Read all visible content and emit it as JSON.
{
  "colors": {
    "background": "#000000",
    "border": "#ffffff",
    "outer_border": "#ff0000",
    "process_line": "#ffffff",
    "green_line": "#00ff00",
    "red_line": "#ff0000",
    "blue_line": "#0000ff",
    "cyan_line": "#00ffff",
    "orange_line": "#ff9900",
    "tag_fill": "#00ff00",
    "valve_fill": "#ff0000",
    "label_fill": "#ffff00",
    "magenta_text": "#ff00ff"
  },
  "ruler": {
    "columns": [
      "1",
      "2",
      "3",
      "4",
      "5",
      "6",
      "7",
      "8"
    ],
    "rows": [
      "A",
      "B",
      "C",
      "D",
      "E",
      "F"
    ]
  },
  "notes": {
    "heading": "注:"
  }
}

....

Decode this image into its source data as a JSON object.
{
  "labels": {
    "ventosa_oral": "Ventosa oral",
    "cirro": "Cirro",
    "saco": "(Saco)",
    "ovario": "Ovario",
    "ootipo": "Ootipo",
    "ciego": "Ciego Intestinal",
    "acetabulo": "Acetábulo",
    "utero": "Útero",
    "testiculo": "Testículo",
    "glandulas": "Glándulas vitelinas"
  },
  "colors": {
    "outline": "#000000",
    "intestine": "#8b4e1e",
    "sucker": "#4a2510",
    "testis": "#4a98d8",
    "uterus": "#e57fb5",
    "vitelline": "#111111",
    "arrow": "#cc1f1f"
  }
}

....

What the task requires -
Copy out every line of the listing that contains the string "JSON".

Exercise output -
Read all visible content and emit it as JSON.
Decode this image into its source data as a JSON object.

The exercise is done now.